— begin ROWS —

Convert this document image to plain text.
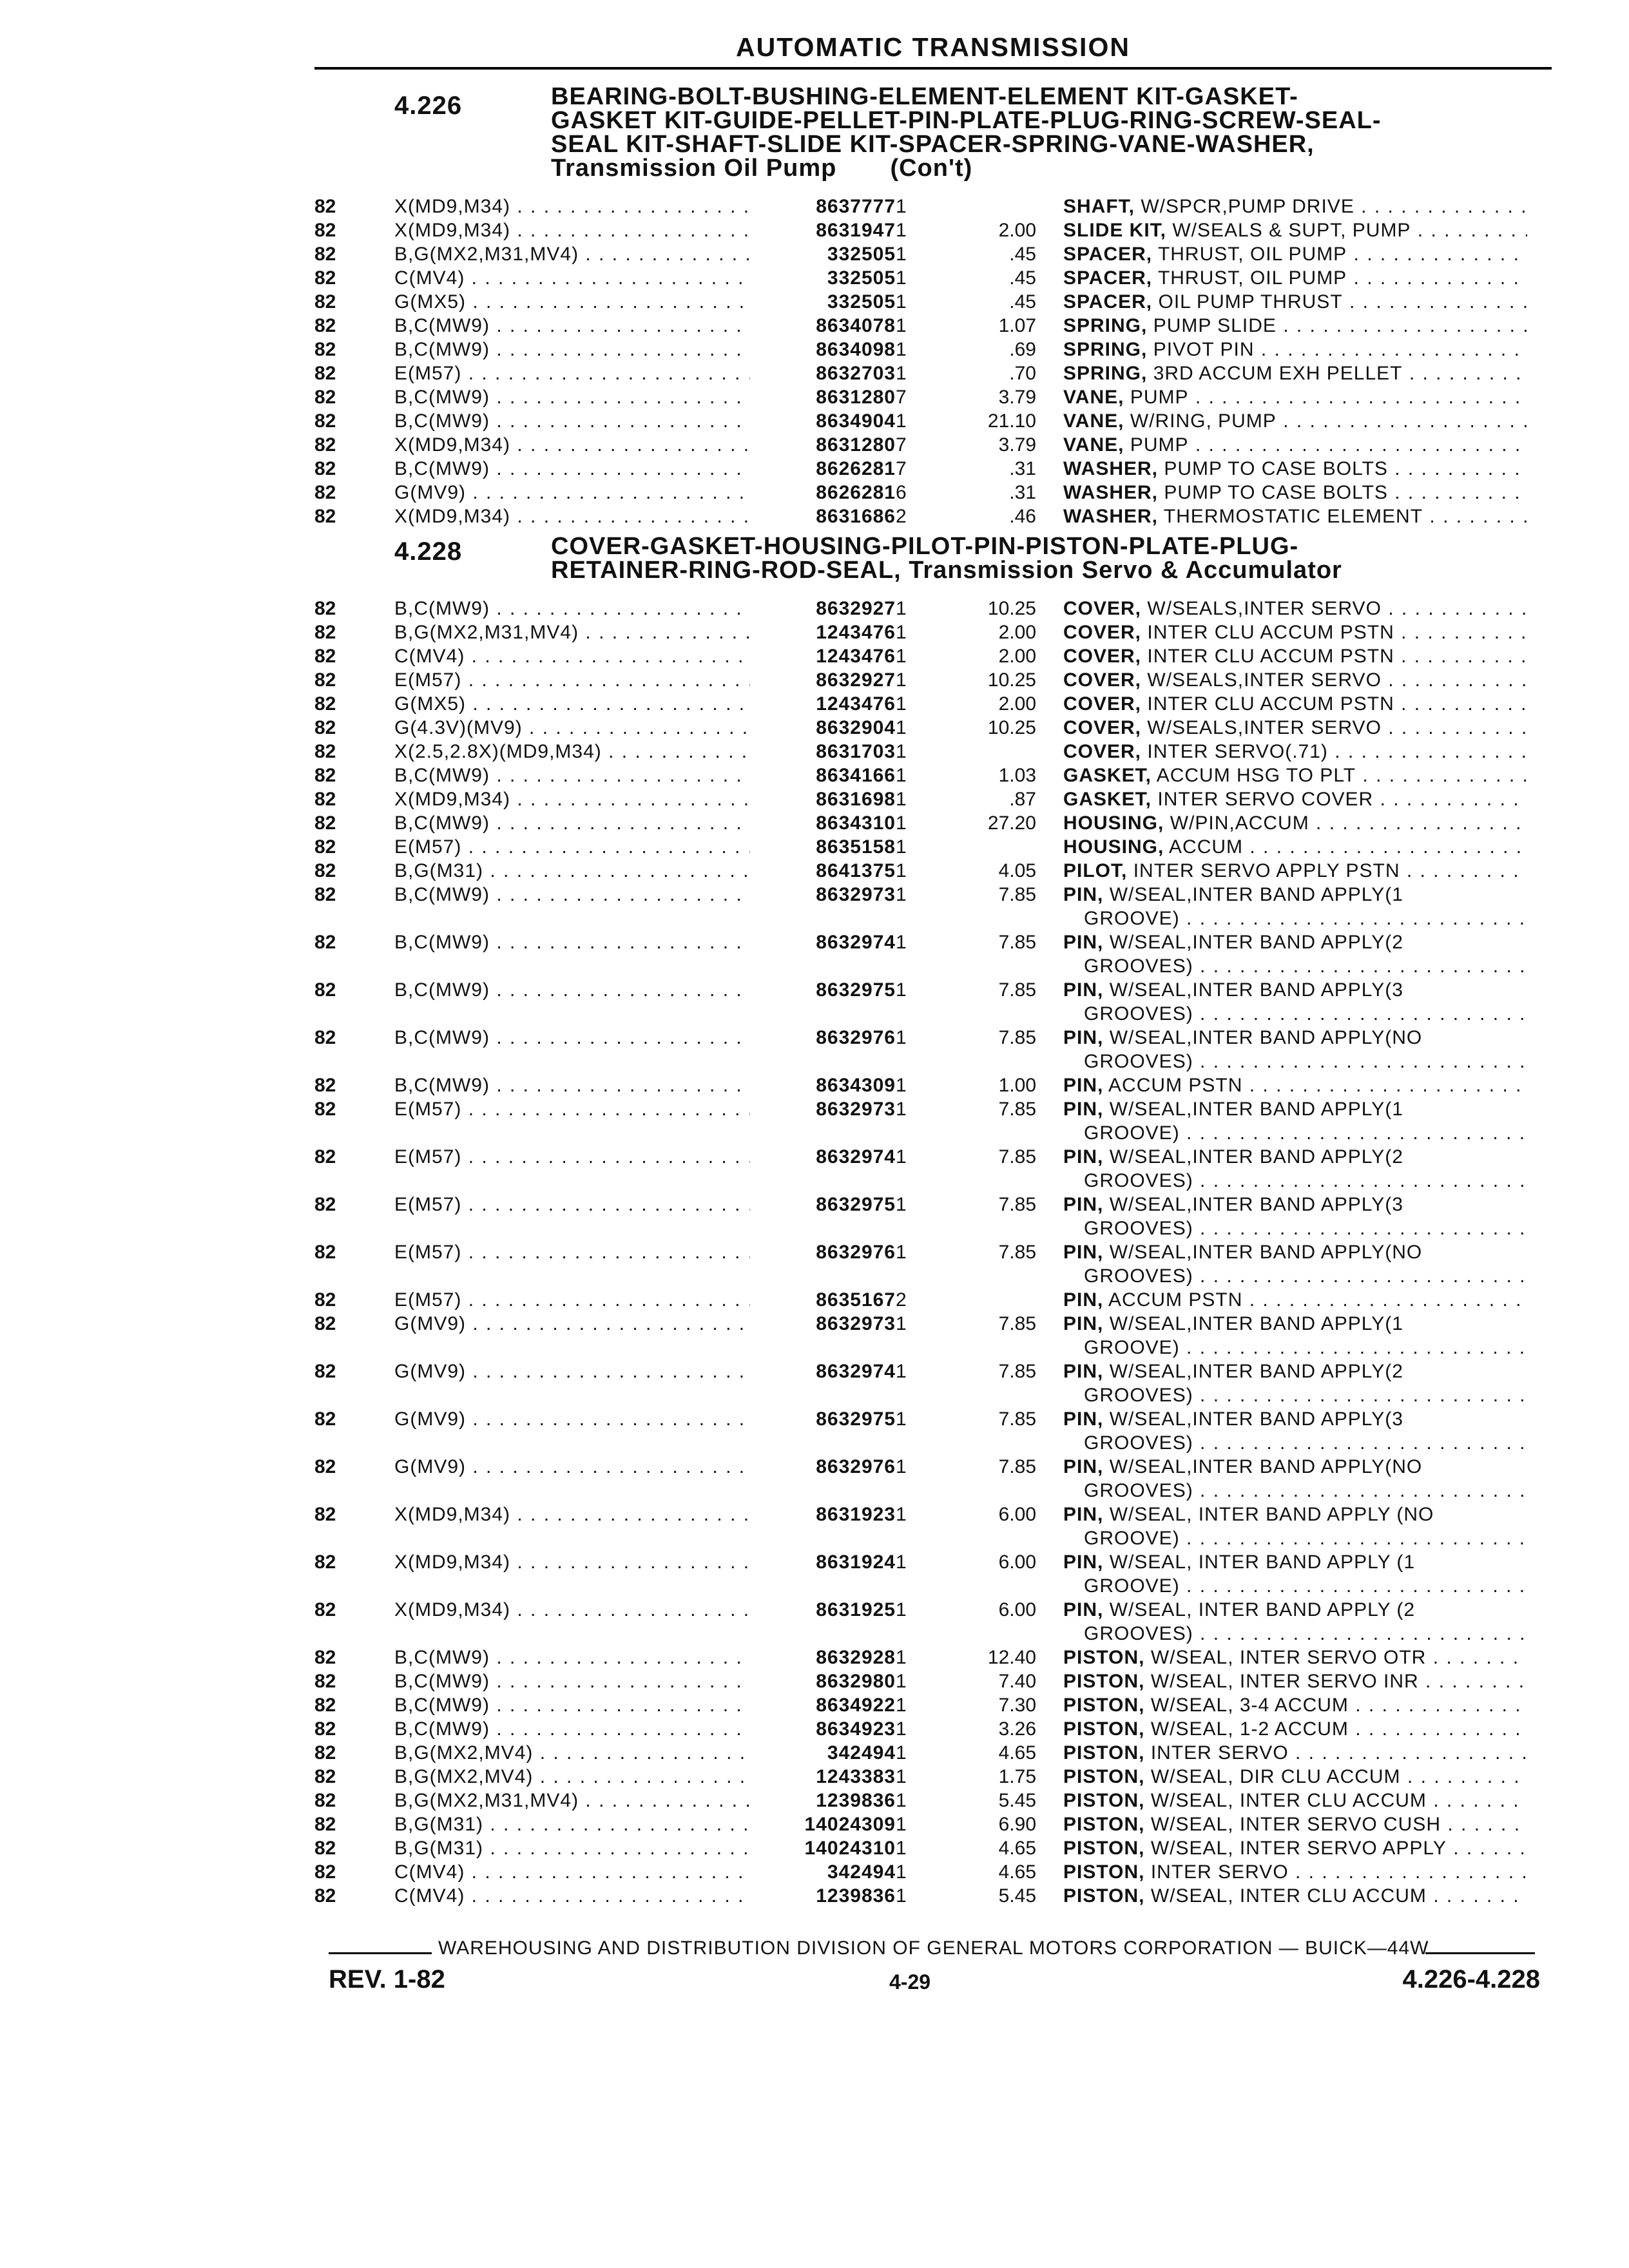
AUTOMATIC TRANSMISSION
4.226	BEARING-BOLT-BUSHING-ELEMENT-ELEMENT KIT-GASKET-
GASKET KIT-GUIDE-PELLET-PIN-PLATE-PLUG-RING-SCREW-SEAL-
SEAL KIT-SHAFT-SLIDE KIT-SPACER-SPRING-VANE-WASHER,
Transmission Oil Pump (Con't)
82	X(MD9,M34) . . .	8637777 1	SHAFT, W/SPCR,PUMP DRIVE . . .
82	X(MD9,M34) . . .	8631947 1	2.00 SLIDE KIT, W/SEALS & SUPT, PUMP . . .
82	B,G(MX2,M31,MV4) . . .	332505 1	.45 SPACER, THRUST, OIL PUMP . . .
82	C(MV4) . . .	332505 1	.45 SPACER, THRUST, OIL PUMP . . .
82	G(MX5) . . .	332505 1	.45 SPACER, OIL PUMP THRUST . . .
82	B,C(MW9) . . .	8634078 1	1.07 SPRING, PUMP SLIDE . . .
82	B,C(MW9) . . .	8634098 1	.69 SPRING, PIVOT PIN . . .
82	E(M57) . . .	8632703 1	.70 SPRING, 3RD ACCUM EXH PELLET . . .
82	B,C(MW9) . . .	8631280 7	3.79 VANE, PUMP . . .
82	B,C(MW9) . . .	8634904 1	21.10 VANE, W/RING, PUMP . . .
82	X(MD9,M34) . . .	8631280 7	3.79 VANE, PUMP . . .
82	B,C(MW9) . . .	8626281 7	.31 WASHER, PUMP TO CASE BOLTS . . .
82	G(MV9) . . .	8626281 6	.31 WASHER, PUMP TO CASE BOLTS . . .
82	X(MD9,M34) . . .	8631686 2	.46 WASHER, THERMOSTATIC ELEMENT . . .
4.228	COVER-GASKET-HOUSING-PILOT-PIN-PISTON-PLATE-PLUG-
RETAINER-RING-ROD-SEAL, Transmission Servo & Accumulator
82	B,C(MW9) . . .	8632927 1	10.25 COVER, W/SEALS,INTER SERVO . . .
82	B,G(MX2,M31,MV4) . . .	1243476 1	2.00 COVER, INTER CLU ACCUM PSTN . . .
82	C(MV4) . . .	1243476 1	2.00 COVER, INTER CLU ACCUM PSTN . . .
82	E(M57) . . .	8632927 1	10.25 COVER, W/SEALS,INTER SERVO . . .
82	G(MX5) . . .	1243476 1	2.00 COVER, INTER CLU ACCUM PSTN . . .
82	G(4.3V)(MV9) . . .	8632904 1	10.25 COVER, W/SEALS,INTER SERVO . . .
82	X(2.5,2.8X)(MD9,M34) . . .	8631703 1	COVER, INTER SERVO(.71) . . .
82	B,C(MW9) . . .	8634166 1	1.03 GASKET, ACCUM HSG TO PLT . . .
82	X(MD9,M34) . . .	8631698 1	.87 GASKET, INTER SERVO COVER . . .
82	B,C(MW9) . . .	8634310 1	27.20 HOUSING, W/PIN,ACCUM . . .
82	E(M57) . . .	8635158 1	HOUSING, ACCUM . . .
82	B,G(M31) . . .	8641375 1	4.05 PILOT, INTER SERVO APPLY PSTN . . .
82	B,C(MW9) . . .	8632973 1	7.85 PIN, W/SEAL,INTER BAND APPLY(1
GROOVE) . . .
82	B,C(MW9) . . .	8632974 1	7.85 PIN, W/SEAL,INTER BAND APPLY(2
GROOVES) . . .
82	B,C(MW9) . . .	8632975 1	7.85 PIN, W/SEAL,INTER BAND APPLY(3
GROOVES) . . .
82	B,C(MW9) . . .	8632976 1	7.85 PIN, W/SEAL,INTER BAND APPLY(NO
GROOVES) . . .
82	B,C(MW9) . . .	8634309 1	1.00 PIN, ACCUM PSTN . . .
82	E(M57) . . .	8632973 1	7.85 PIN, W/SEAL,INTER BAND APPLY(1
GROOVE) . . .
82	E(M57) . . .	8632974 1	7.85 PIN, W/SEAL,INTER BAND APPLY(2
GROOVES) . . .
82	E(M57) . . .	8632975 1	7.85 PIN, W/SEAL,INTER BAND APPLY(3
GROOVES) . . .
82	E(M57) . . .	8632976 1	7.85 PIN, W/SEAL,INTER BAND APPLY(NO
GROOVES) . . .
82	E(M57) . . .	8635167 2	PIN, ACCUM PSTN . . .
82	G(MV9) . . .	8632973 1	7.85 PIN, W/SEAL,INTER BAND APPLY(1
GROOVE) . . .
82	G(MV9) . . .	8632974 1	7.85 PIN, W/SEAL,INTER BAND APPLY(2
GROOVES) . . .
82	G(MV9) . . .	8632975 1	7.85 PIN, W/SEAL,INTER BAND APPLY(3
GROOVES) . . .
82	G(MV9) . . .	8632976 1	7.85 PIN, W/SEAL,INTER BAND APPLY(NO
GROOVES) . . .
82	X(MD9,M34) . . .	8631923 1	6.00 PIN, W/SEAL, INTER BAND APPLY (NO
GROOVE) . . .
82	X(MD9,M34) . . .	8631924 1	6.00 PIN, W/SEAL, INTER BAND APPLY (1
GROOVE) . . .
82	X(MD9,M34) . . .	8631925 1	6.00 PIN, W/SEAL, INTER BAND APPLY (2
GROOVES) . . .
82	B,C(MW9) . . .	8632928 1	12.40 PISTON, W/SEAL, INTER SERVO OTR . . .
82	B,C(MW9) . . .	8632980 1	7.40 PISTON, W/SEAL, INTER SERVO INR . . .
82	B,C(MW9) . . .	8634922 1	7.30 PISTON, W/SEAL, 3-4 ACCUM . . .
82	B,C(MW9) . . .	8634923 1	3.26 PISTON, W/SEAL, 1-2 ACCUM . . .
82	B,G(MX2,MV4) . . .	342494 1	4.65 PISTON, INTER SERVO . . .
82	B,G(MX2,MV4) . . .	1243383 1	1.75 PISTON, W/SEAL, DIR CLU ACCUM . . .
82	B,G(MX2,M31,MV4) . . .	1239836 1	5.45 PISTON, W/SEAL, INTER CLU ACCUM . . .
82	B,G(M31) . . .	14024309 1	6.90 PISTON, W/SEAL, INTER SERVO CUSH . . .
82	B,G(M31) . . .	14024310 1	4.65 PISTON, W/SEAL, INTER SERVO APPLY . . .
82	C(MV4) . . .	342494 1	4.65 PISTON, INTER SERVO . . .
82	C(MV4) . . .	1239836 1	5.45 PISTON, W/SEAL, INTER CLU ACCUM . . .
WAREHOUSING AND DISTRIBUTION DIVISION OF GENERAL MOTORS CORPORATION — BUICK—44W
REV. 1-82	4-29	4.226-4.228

— end ROWS —

* _REQUIREMENT_:
Exclude the pictures and transcribe all of the entries exactly.

* _EXPECTED ANSWER_:
Convert this document image to plain text.
AUTOMATIC TRANSMISSION
4.226	BEARING-BOLT-BUSHING-ELEMENT-ELEMENT KIT-GASKET-
GASKET KIT-GUIDE-PELLET-PIN-PLATE-PLUG-RING-SCREW-SEAL-
SEAL KIT-SHAFT-SLIDE KIT-SPACER-SPRING-VANE-WASHER,
Transmission Oil Pump (Con't)
82	X(MD9,M34) . . .	8637777 1	SHAFT, W/SPCR,PUMP DRIVE . . .
82	X(MD9,M34) . . .	8631947 1	2.00 SLIDE KIT, W/SEALS & SUPT, PUMP . . .
82	B,G(MX2,M31,MV4) . . .	332505 1	.45 SPACER, THRUST, OIL PUMP . . .
82	C(MV4) . . .	332505 1	.45 SPACER, THRUST, OIL PUMP . . .
82	G(MX5) . . .	332505 1	.45 SPACER, OIL PUMP THRUST . . .
82	B,C(MW9) . . .	8634078 1	1.07 SPRING, PUMP SLIDE . . .
82	B,C(MW9) . . .	8634098 1	.69 SPRING, PIVOT PIN . . .
82	E(M57) . . .	8632703 1	.70 SPRING, 3RD ACCUM EXH PELLET . . .
82	B,C(MW9) . . .	8631280 7	3.79 VANE, PUMP . . .
82	B,C(MW9) . . .	8634904 1	21.10 VANE, W/RING, PUMP . . .
82	X(MD9,M34) . . .	8631280 7	3.79 VANE, PUMP . . .
82	B,C(MW9) . . .	8626281 7	.31 WASHER, PUMP TO CASE BOLTS . . .
82	G(MV9) . . .	8626281 6	.31 WASHER, PUMP TO CASE BOLTS . . .
82	X(MD9,M34) . . .	8631686 2	.46 WASHER, THERMOSTATIC ELEMENT . . .
4.228	COVER-GASKET-HOUSING-PILOT-PIN-PISTON-PLATE-PLUG-
RETAINER-RING-ROD-SEAL, Transmission Servo & Accumulator
82	B,C(MW9) . . .	8632927 1	10.25 COVER, W/SEALS,INTER SERVO . . .
82	B,G(MX2,M31,MV4) . . .	1243476 1	2.00 COVER, INTER CLU ACCUM PSTN . . .
82	C(MV4) . . .	1243476 1	2.00 COVER, INTER CLU ACCUM PSTN . . .
82	E(M57) . . .	8632927 1	10.25 COVER, W/SEALS,INTER SERVO . . .
82	G(MX5) . . .	1243476 1	2.00 COVER, INTER CLU ACCUM PSTN . . .
82	G(4.3V)(MV9) . . .	8632904 1	10.25 COVER, W/SEALS,INTER SERVO . . .
82	X(2.5,2.8X)(MD9,M34) . . .	8631703 1	COVER, INTER SERVO(.71) . . .
82	B,C(MW9) . . .	8634166 1	1.03 GASKET, ACCUM HSG TO PLT . . .
82	X(MD9,M34) . . .	8631698 1	.87 GASKET, INTER SERVO COVER . . .
82	B,C(MW9) . . .	8634310 1	27.20 HOUSING, W/PIN,ACCUM . . .
82	E(M57) . . .	8635158 1	HOUSING, ACCUM . . .
82	B,G(M31) . . .	8641375 1	4.05 PILOT, INTER SERVO APPLY PSTN . . .
82	B,C(MW9) . . .	8632973 1	7.85 PIN, W/SEAL,INTER BAND APPLY(1
GROOVE) . . .
82	B,C(MW9) . . .	8632974 1	7.85 PIN, W/SEAL,INTER BAND APPLY(2
GROOVES) . . .
82	B,C(MW9) . . .	8632975 1	7.85 PIN, W/SEAL,INTER BAND APPLY(3
GROOVES) . . .
82	B,C(MW9) . . .	8632976 1	7.85 PIN, W/SEAL,INTER BAND APPLY(NO
GROOVES) . . .
82	B,C(MW9) . . .	8634309 1	1.00 PIN, ACCUM PSTN . . .
82	E(M57) . . .	8632973 1	7.85 PIN, W/SEAL,INTER BAND APPLY(1
GROOVE) . . .
82	E(M57) . . .	8632974 1	7.85 PIN, W/SEAL,INTER BAND APPLY(2
GROOVES) . . .
82	E(M57) . . .	8632975 1	7.85 PIN, W/SEAL,INTER BAND APPLY(3
GROOVES) . . .
82	E(M57) . . .	8632976 1	7.85 PIN, W/SEAL,INTER BAND APPLY(NO
GROOVES) . . .
82	E(M57) . . .	8635167 2	PIN, ACCUM PSTN . . .
82	G(MV9) . . .	8632973 1	7.85 PIN, W/SEAL,INTER BAND APPLY(1
GROOVE) . . .
82	G(MV9) . . .	8632974 1	7.85 PIN, W/SEAL,INTER BAND APPLY(2
GROOVES) . . .
82	G(MV9) . . .	8632975 1	7.85 PIN, W/SEAL,INTER BAND APPLY(3
GROOVES) . . .
82	G(MV9) . . .	8632976 1	7.85 PIN, W/SEAL,INTER BAND APPLY(NO
GROOVES) . . .
82	X(MD9,M34) . . .	8631923 1	6.00 PIN, W/SEAL, INTER BAND APPLY (NO
GROOVE) . . .
82	X(MD9,M34) . . .	8631924 1	6.00 PIN, W/SEAL, INTER BAND APPLY (1
GROOVE) . . .
82	X(MD9,M34) . . .	8631925 1	6.00 PIN, W/SEAL, INTER BAND APPLY (2
GROOVES) . . .
82	B,C(MW9) . . .	8632928 1	12.40 PISTON, W/SEAL, INTER SERVO OTR . . .
82	B,C(MW9) . . .	8632980 1	7.40 PISTON, W/SEAL, INTER SERVO INR . . .
82	B,C(MW9) . . .	8634922 1	7.30 PISTON, W/SEAL, 3-4 ACCUM . . .
82	B,C(MW9) . . .	8634923 1	3.26 PISTON, W/SEAL, 1-2 ACCUM . . .
82	B,G(MX2,MV4) . . .	342494 1	4.65 PISTON, INTER SERVO . . .
82	B,G(MX2,MV4) . . .	1243383 1	1.75 PISTON, W/SEAL, DIR CLU ACCUM . . .
82	B,G(MX2,M31,MV4) . . .	1239836 1	5.45 PISTON, W/SEAL, INTER CLU ACCUM . . .
82	B,G(M31) . . .	14024309 1	6.90 PISTON, W/SEAL, INTER SERVO CUSH . . .
82	B,G(M31) . . .	14024310 1	4.65 PISTON, W/SEAL, INTER SERVO APPLY . . .
82	C(MV4) . . .	342494 1	4.65 PISTON, INTER SERVO . . .
82	C(MV4) . . .	1239836 1	5.45 PISTON, W/SEAL, INTER CLU ACCUM . . .
WAREHOUSING AND DISTRIBUTION DIVISION OF GENERAL MOTORS CORPORATION — BUICK—44W
REV. 1-82	4-29	4.226-4.228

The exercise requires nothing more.